## [Problem description]
Reproduce every record below exactly as it appears.

:: Input data

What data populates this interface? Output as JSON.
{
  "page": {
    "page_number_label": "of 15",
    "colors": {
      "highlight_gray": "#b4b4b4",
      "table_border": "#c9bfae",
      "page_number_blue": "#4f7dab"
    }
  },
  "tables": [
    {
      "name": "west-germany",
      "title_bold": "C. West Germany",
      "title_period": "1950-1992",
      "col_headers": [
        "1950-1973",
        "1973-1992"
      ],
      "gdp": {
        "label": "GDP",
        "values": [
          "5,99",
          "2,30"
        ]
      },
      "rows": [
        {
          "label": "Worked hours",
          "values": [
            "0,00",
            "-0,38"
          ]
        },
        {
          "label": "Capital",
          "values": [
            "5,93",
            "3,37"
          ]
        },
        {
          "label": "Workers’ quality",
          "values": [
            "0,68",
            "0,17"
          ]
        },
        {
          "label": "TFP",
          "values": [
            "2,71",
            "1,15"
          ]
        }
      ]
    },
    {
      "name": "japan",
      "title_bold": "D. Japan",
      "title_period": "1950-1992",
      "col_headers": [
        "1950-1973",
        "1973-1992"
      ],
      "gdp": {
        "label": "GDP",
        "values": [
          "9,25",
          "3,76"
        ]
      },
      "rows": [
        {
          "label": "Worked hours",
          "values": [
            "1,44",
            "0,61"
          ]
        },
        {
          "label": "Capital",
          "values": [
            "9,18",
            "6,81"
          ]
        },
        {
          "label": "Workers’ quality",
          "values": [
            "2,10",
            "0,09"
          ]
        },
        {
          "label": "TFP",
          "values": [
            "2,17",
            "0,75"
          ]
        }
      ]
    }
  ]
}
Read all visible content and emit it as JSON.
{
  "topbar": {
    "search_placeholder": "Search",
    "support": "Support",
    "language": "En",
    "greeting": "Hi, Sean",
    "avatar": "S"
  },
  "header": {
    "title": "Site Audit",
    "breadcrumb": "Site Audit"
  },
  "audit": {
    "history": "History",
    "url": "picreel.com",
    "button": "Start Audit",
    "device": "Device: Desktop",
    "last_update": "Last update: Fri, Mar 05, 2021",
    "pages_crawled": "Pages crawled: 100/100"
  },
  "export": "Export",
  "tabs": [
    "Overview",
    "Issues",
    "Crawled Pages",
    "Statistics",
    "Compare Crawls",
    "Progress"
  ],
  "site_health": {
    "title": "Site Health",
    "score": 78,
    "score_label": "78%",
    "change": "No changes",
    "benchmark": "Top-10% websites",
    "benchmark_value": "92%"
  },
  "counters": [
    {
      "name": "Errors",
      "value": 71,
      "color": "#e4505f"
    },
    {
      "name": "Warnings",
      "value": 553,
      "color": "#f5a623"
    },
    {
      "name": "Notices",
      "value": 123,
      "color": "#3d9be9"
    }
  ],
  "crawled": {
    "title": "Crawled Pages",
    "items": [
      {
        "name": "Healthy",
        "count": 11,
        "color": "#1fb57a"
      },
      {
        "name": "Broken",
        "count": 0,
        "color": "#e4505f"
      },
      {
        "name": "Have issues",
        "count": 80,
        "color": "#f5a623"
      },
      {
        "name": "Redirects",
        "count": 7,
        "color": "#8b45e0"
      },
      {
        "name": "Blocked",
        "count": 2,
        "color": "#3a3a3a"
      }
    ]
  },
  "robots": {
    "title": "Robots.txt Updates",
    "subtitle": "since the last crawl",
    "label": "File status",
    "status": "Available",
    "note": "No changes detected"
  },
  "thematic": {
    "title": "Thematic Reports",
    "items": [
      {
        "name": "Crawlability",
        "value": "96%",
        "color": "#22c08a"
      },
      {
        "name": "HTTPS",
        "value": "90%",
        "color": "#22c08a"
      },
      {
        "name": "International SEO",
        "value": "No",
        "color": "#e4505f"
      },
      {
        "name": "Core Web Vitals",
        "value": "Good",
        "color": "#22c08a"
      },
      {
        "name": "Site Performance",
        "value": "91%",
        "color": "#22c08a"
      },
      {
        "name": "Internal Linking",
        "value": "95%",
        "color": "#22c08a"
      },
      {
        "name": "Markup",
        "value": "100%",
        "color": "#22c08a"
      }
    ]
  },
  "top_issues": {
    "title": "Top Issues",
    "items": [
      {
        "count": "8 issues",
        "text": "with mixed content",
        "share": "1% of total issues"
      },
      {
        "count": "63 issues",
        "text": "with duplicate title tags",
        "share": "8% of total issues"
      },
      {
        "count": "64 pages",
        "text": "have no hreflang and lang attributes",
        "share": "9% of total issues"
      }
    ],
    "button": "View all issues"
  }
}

::::

## [Solution to the exercise]
What data populates this interface? Output as JSON.
{
  "page": {
    "page_number_label": "of 15",
    "colors": {
      "highlight_gray": "#b4b4b4",
      "table_border": "#c9bfae",
      "page_number_blue": "#4f7dab"
    }
  },
  "tables": [
    {
      "name": "west-germany",
      "title_bold": "C. West Germany",
      "title_period": "1950-1992",
      "col_headers": [
        "1950-1973",
        "1973-1992"
      ],
      "gdp": {
        "label": "GDP",
        "values": [
          "5,99",
          "2,30"
        ]
      },
      "rows": [
        {
          "label": "Worked hours",
          "values": [
            "0,00",
            "-0,38"
          ]
        },
        {
          "label": "Capital",
          "values": [
            "5,93",
            "3,37"
          ]
        },
        {
          "label": "Workers’ quality",
          "values": [
            "0,68",
            "0,17"
          ]
        },
        {
          "label": "TFP",
          "values": [
            "2,71",
            "1,15"
          ]
        }
      ]
    },
    {
      "name": "japan",
      "title_bold": "D. Japan",
      "title_period": "1950-1992",
      "col_headers": [
        "1950-1973",
        "1973-1992"
      ],
      "gdp": {
        "label": "GDP",
        "values": [
          "9,25",
          "3,76"
        ]
      },
      "rows": [
        {
          "label": "Worked hours",
          "values": [
            "1,44",
            "0,61"
          ]
        },
        {
          "label": "Capital",
          "values": [
            "9,18",
            "6,81"
          ]
        },
        {
          "label": "Workers’ quality",
          "values": [
            "2,10",
            "0,09"
          ]
        },
        {
          "label": "TFP",
          "values": [
            "2,17",
            "0,75"
          ]
        }
      ]
    }
  ]
}
Read all visible content and emit it as JSON.
{
  "topbar": {
    "search_placeholder": "Search",
    "support": "Support",
    "language": "En",
    "greeting": "Hi, Sean",
    "avatar": "S"
  },
  "header": {
    "title": "Site Audit",
    "breadcrumb": "Site Audit"
  },
  "audit": {
    "history": "History",
    "url": "picreel.com",
    "button": "Start Audit",
    "device": "Device: Desktop",
    "last_update": "Last update: Fri, Mar 05, 2021",
    "pages_crawled": "Pages crawled: 100/100"
  },
  "export": "Export",
  "tabs": [
    "Overview",
    "Issues",
    "Crawled Pages",
    "Statistics",
    "Compare Crawls",
    "Progress"
  ],
  "site_health": {
    "title": "Site Health",
    "score": 78,
    "score_label": "78%",
    "change": "No changes",
    "benchmark": "Top-10% websites",
    "benchmark_value": "92%"
  },
  "counters": [
    {
      "name": "Errors",
      "value": 71,
      "color": "#e4505f"
    },
    {
      "name": "Warnings",
      "value": 553,
      "color": "#f5a623"
    },
    {
      "name": "Notices",
      "value": 123,
      "color": "#3d9be9"
    }
  ],
  "crawled": {
    "title": "Crawled Pages",
    "items": [
      {
        "name": "Healthy",
        "count": 11,
        "color": "#1fb57a"
      },
      {
        "name": "Broken",
        "count": 0,
        "color": "#e4505f"
      },
      {
        "name": "Have issues",
        "count": 80,
        "color": "#f5a623"
      },
      {
        "name": "Redirects",
        "count": 7,
        "color": "#8b45e0"
      },
      {
        "name": "Blocked",
        "count": 2,
        "color": "#3a3a3a"
      }
    ]
  },
  "robots": {
    "title": "Robots.txt Updates",
    "subtitle": "since the last crawl",
    "label": "File status",
    "status": "Available",
    "note": "No changes detected"
  },
  "thematic": {
    "title": "Thematic Reports",
    "items": [
      {
        "name": "Crawlability",
        "value": "96%",
        "color": "#22c08a"
      },
      {
        "name": "HTTPS",
        "value": "90%",
        "color": "#22c08a"
      },
      {
        "name": "International SEO",
        "value": "No",
        "color": "#e4505f"
      },
      {
        "name": "Core Web Vitals",
        "value": "Good",
        "color": "#22c08a"
      },
      {
        "name": "Site Performance",
        "value": "91%",
        "color": "#22c08a"
      },
      {
        "name": "Internal Linking",
        "value": "95%",
        "color": "#22c08a"
      },
      {
        "name": "Markup",
        "value": "100%",
        "color": "#22c08a"
      }
    ]
  },
  "top_issues": {
    "title": "Top Issues",
    "items": [
      {
        "count": "8 issues",
        "text": "with mixed content",
        "share": "1% of total issues"
      },
      {
        "count": "63 issues",
        "text": "with duplicate title tags",
        "share": "8% of total issues"
      },
      {
        "count": "64 pages",
        "text": "have no hreflang and lang attributes",
        "share": "9% of total issues"
      }
    ],
    "button": "View all issues"
  }
}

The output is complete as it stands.